[Aim of the task]: You are to retype all of the data exactly as it appears.

>> begin Stored rows

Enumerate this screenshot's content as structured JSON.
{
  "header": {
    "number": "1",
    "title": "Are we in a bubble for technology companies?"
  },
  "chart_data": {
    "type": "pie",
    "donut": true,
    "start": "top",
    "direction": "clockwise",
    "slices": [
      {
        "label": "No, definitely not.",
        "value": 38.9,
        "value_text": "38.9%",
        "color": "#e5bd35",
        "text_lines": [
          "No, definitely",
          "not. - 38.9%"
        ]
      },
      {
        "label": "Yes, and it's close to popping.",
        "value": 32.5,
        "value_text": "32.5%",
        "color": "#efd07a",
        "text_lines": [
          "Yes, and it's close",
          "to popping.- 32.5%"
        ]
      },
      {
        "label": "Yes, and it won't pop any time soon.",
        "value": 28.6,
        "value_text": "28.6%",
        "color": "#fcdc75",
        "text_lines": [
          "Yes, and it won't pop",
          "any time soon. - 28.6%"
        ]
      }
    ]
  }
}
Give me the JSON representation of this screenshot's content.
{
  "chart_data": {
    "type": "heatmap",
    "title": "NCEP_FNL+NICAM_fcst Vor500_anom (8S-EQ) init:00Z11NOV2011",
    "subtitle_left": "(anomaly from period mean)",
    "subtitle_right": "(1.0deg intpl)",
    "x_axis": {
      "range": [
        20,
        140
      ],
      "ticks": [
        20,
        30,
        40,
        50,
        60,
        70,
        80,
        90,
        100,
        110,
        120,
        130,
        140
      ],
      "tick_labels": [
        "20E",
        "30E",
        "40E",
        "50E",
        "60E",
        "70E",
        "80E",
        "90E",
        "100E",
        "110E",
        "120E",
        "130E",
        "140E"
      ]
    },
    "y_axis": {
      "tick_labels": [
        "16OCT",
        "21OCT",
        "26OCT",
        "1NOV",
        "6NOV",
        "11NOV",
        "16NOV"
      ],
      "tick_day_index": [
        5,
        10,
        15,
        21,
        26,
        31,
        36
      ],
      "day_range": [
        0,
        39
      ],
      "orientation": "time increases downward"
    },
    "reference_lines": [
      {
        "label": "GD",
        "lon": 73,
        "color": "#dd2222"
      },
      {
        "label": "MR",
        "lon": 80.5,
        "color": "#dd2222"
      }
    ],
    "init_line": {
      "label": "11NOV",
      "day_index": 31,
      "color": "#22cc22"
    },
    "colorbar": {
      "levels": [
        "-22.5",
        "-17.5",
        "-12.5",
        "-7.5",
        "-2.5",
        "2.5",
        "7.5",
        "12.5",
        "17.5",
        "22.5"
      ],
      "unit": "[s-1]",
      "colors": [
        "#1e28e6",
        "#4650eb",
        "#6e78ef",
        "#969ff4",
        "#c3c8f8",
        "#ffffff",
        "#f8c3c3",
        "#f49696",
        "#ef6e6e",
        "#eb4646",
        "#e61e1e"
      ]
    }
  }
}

>> end Stored rows

[Complete output]:
Enumerate this screenshot's content as structured JSON.
{
  "header": {
    "number": "1",
    "title": "Are we in a bubble for technology companies?"
  },
  "chart_data": {
    "type": "pie",
    "donut": true,
    "start": "top",
    "direction": "clockwise",
    "slices": [
      {
        "label": "No, definitely not.",
        "value": 38.9,
        "value_text": "38.9%",
        "color": "#e5bd35",
        "text_lines": [
          "No, definitely",
          "not. - 38.9%"
        ]
      },
      {
        "label": "Yes, and it's close to popping.",
        "value": 32.5,
        "value_text": "32.5%",
        "color": "#efd07a",
        "text_lines": [
          "Yes, and it's close",
          "to popping.- 32.5%"
        ]
      },
      {
        "label": "Yes, and it won't pop any time soon.",
        "value": 28.6,
        "value_text": "28.6%",
        "color": "#fcdc75",
        "text_lines": [
          "Yes, and it won't pop",
          "any time soon. - 28.6%"
        ]
      }
    ]
  }
}
Give me the JSON representation of this screenshot's content.
{
  "chart_data": {
    "type": "heatmap",
    "title": "NCEP_FNL+NICAM_fcst Vor500_anom (8S-EQ) init:00Z11NOV2011",
    "subtitle_left": "(anomaly from period mean)",
    "subtitle_right": "(1.0deg intpl)",
    "x_axis": {
      "range": [
        20,
        140
      ],
      "ticks": [
        20,
        30,
        40,
        50,
        60,
        70,
        80,
        90,
        100,
        110,
        120,
        130,
        140
      ],
      "tick_labels": [
        "20E",
        "30E",
        "40E",
        "50E",
        "60E",
        "70E",
        "80E",
        "90E",
        "100E",
        "110E",
        "120E",
        "130E",
        "140E"
      ]
    },
    "y_axis": {
      "tick_labels": [
        "16OCT",
        "21OCT",
        "26OCT",
        "1NOV",
        "6NOV",
        "11NOV",
        "16NOV"
      ],
      "tick_day_index": [
        5,
        10,
        15,
        21,
        26,
        31,
        36
      ],
      "day_range": [
        0,
        39
      ],
      "orientation": "time increases downward"
    },
    "reference_lines": [
      {
        "label": "GD",
        "lon": 73,
        "color": "#dd2222"
      },
      {
        "label": "MR",
        "lon": 80.5,
        "color": "#dd2222"
      }
    ],
    "init_line": {
      "label": "11NOV",
      "day_index": 31,
      "color": "#22cc22"
    },
    "colorbar": {
      "levels": [
        "-22.5",
        "-17.5",
        "-12.5",
        "-7.5",
        "-2.5",
        "2.5",
        "7.5",
        "12.5",
        "17.5",
        "22.5"
      ],
      "unit": "[s-1]",
      "colors": [
        "#1e28e6",
        "#4650eb",
        "#6e78ef",
        "#969ff4",
        "#c3c8f8",
        "#ffffff",
        "#f8c3c3",
        "#f49696",
        "#ef6e6e",
        "#eb4646",
        "#e61e1e"
      ]
    }
  }
}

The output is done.